- **Records for processing**:
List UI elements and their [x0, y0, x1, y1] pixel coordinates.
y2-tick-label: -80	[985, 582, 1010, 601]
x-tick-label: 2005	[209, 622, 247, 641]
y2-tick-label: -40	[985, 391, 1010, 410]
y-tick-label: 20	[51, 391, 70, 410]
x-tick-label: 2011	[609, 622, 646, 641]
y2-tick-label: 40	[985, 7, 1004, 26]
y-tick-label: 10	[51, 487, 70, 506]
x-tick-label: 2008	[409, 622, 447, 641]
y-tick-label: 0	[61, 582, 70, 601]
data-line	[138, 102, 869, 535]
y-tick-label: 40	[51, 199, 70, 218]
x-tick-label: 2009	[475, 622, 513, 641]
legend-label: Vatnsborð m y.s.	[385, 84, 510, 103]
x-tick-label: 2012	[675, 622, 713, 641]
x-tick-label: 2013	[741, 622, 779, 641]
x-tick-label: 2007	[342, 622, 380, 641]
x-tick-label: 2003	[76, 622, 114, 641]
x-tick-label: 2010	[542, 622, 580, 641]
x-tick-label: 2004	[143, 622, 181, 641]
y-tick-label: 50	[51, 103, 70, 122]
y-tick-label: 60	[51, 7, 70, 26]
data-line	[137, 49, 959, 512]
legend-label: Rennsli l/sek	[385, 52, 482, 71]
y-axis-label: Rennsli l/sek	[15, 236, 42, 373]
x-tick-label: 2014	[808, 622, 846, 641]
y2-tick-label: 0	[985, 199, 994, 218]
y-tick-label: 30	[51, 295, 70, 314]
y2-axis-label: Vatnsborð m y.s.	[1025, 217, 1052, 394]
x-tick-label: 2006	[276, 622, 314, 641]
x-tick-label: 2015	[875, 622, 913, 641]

- **Directions for this task**: Reproduce all of the entries above line for line, changing nothing.

- **The solution**:
List UI elements and their [x0, y0, x1, y1] pixel coordinates.
y2-tick-label: -80	[985, 582, 1010, 601]
x-tick-label: 2005	[209, 622, 247, 641]
y2-tick-label: -40	[985, 391, 1010, 410]
y-tick-label: 20	[51, 391, 70, 410]
x-tick-label: 2011	[609, 622, 646, 641]
y2-tick-label: 40	[985, 7, 1004, 26]
y-tick-label: 10	[51, 487, 70, 506]
x-tick-label: 2008	[409, 622, 447, 641]
y-tick-label: 0	[61, 582, 70, 601]
data-line	[138, 102, 869, 535]
y-tick-label: 40	[51, 199, 70, 218]
x-tick-label: 2009	[475, 622, 513, 641]
legend-label: Vatnsborð m y.s.	[385, 84, 510, 103]
x-tick-label: 2012	[675, 622, 713, 641]
x-tick-label: 2013	[741, 622, 779, 641]
x-tick-label: 2007	[342, 622, 380, 641]
x-tick-label: 2003	[76, 622, 114, 641]
x-tick-label: 2010	[542, 622, 580, 641]
x-tick-label: 2004	[143, 622, 181, 641]
y-tick-label: 50	[51, 103, 70, 122]
y-tick-label: 60	[51, 7, 70, 26]
data-line	[137, 49, 959, 512]
legend-label: Rennsli l/sek	[385, 52, 482, 71]
y-axis-label: Rennsli l/sek	[15, 236, 42, 373]
x-tick-label: 2014	[808, 622, 846, 641]
y2-tick-label: 0	[985, 199, 994, 218]
y-tick-label: 30	[51, 295, 70, 314]
y2-axis-label: Vatnsborð m y.s.	[1025, 217, 1052, 394]
x-tick-label: 2006	[276, 622, 314, 641]
x-tick-label: 2015	[875, 622, 913, 641]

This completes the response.